## WHAT THE EXERCISE ASKS
Could you transcribe every record below exactly as written, leaving out any pictures?

INFORMATION GIVEN section start

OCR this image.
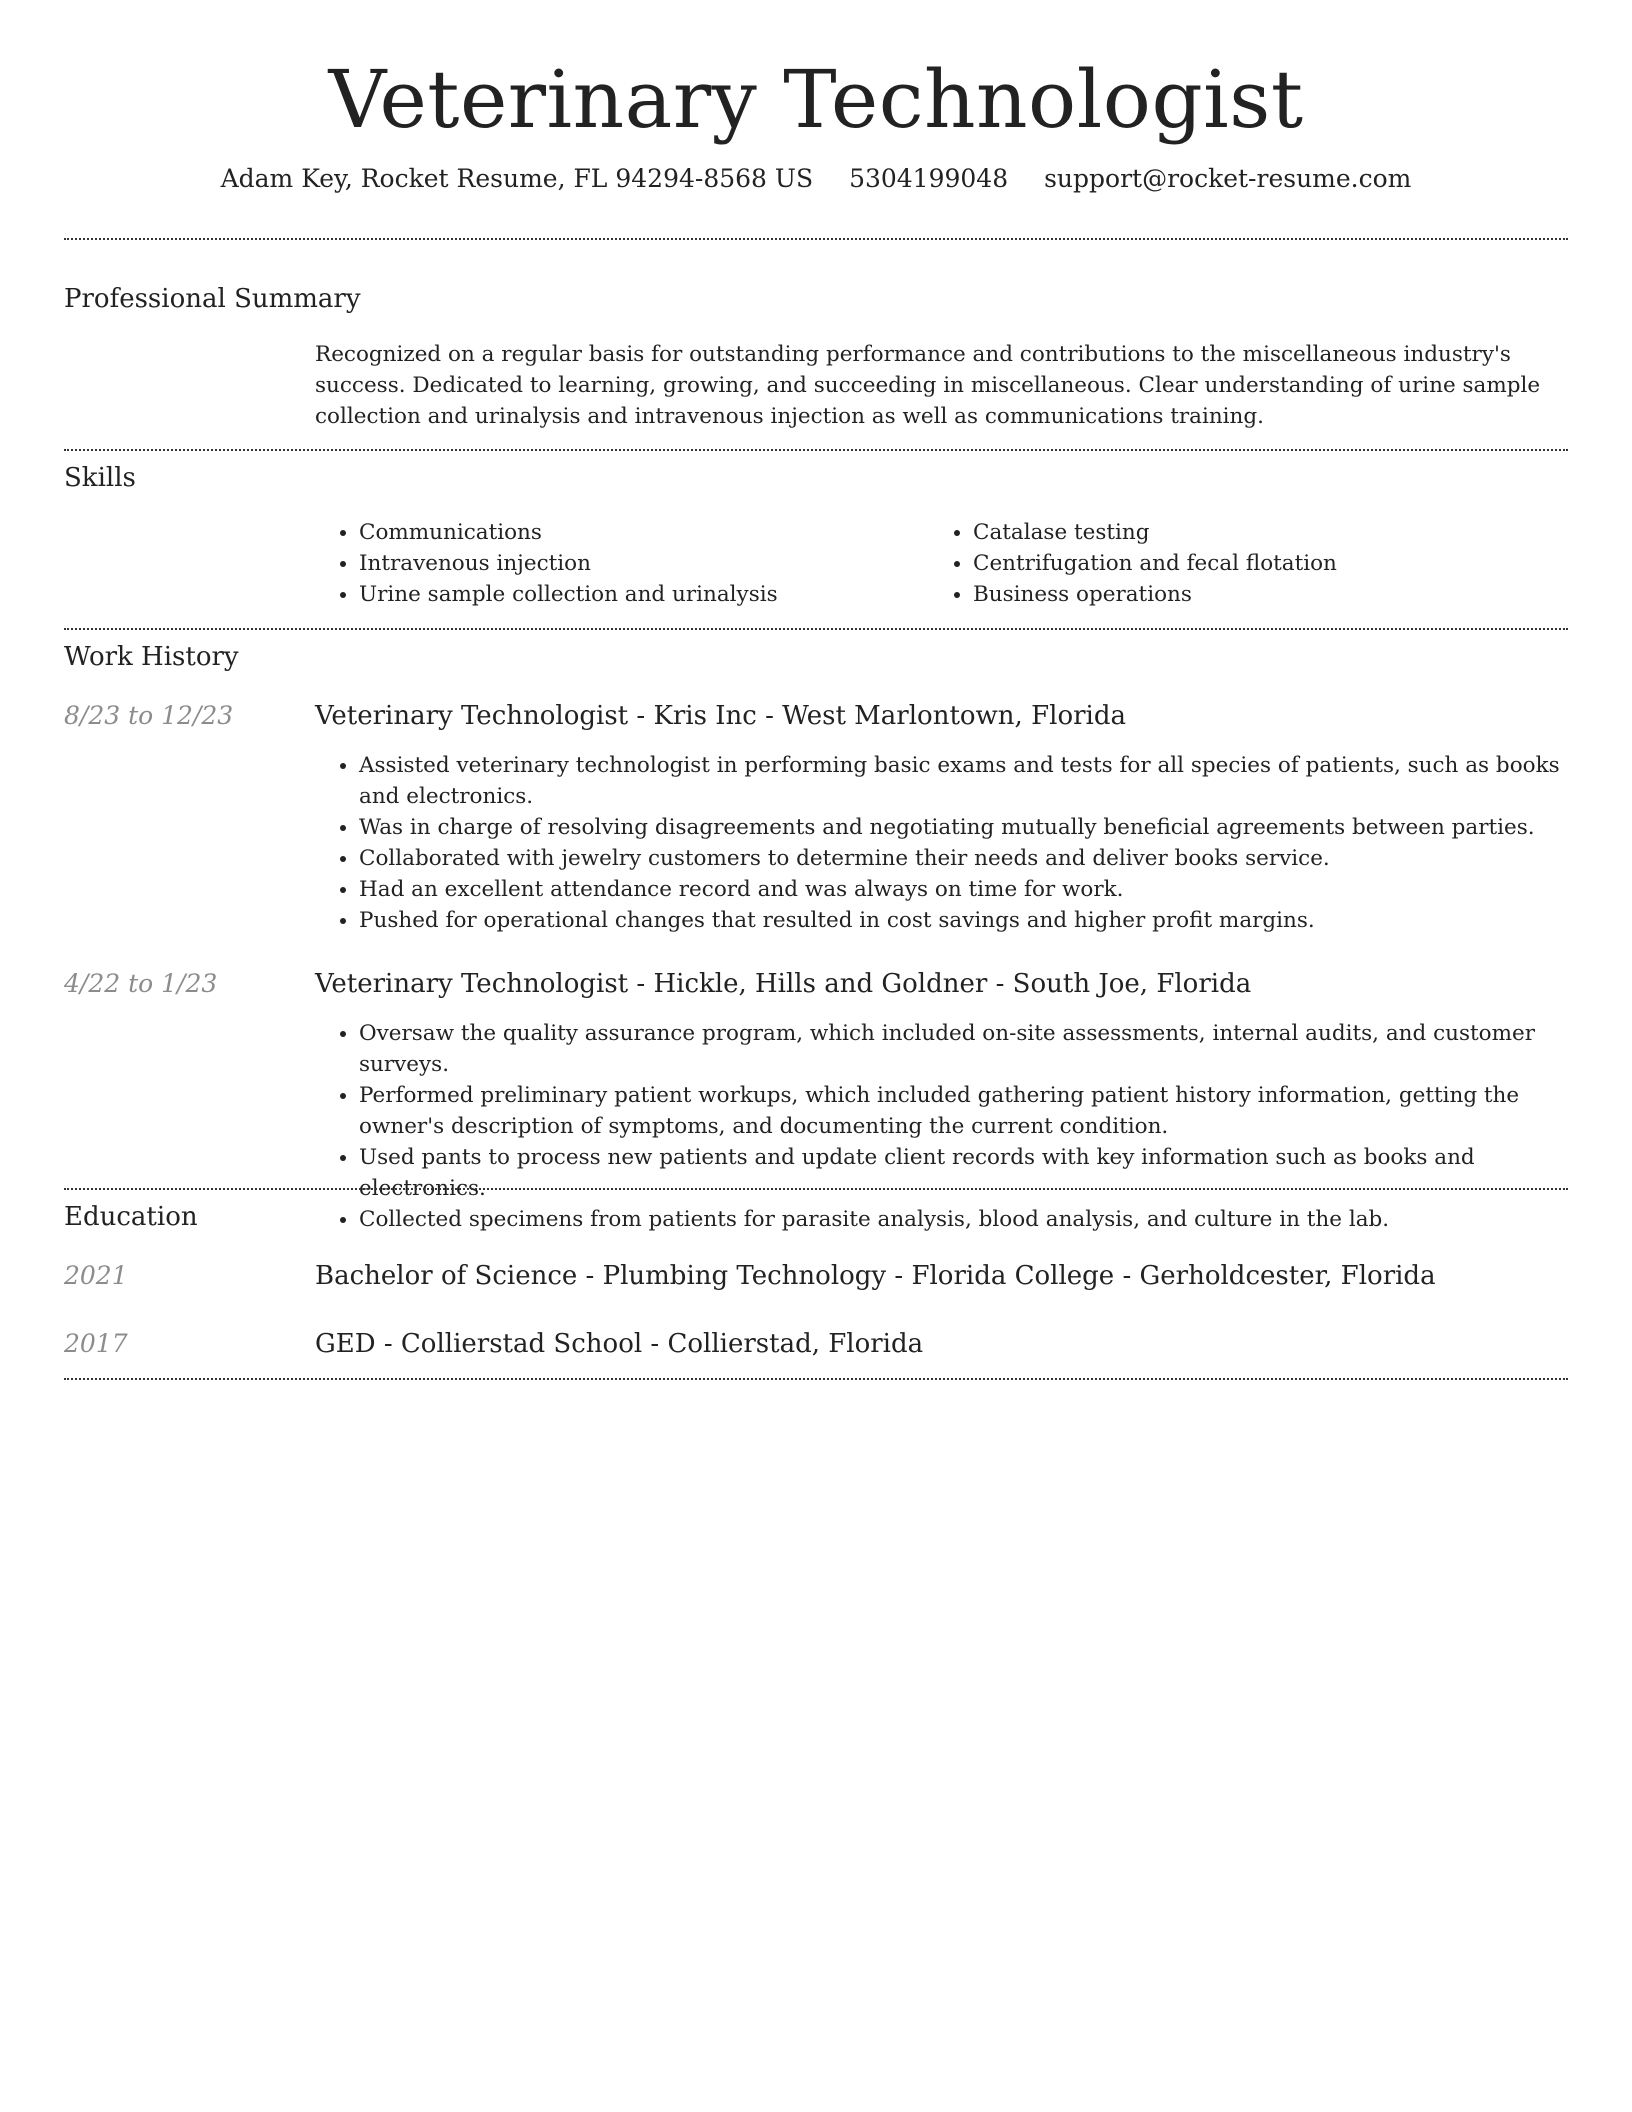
Veterinary Technologist
Adam Key, Rocket Resume, FL 94294-8568 US 5304199048 support@rocket-resume.com
Professional Summary

Recognized on a regular basis for outstanding performance and contributions to the miscellaneous industry's success. Dedicated to learning, growing, and succeeding in miscellaneous. Clear understanding of urine sample collection and urinalysis and intravenous injection as well as communications training.

Skills
• Communications
• Intravenous injection
• Urine sample collection and urinalysis
• Catalase testing
• Centrifugation and fecal flotation
• Business operations
Work History
8/23 to 12/23	Veterinary Technologist - Kris Inc - West Marlontown, Florida
• Assisted veterinary technologist in performing basic exams and tests for all species of patients, such as books and electronics.
• Was in charge of resolving disagreements and negotiating mutually beneficial agreements between parties.
• Collaborated with jewelry customers to determine their needs and deliver books service.
• Had an excellent attendance record and was always on time for work.
• Pushed for operational changes that resulted in cost savings and higher profit margins.
4/22 to 1/23	Veterinary Technologist - Hickle, Hills and Goldner - South Joe, Florida
• Oversaw the quality assurance program, which included on-site assessments, internal audits, and customer surveys.
• Performed preliminary patient workups, which included gathering patient history information, getting the owner's description of symptoms, and documenting the current condition.
• Used pants to process new patients and update client records with key information such as books and electronics.
• Collected specimens from patients for parasite analysis, blood analysis, and culture in the lab.
Education
2021	Bachelor of Science - Plumbing Technology - Florida College - Gerholdcester, Florida
2017	GED - Collierstad School - Collierstad, Florida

INFORMATION GIVEN section end

## PROBLEM SOLUTION
OCR this image.
Veterinary Technologist
Adam Key, Rocket Resume, FL 94294-8568 US 5304199048 support@rocket-resume.com
Professional Summary

Recognized on a regular basis for outstanding performance and contributions to the miscellaneous industry's success. Dedicated to learning, growing, and succeeding in miscellaneous. Clear understanding of urine sample collection and urinalysis and intravenous injection as well as communications training.

Skills
• Communications
• Intravenous injection
• Urine sample collection and urinalysis
• Catalase testing
• Centrifugation and fecal flotation
• Business operations
Work History
8/23 to 12/23	Veterinary Technologist - Kris Inc - West Marlontown, Florida
• Assisted veterinary technologist in performing basic exams and tests for all species of patients, such as books and electronics.
• Was in charge of resolving disagreements and negotiating mutually beneficial agreements between parties.
• Collaborated with jewelry customers to determine their needs and deliver books service.
• Had an excellent attendance record and was always on time for work.
• Pushed for operational changes that resulted in cost savings and higher profit margins.
4/22 to 1/23	Veterinary Technologist - Hickle, Hills and Goldner - South Joe, Florida
• Oversaw the quality assurance program, which included on-site assessments, internal audits, and customer surveys.
• Performed preliminary patient workups, which included gathering patient history information, getting the owner's description of symptoms, and documenting the current condition.
• Used pants to process new patients and update client records with key information such as books and electronics.
• Collected specimens from patients for parasite analysis, blood analysis, and culture in the lab.
Education
2021	Bachelor of Science - Plumbing Technology - Florida College - Gerholdcester, Florida
2017	GED - Collierstad School - Collierstad, Florida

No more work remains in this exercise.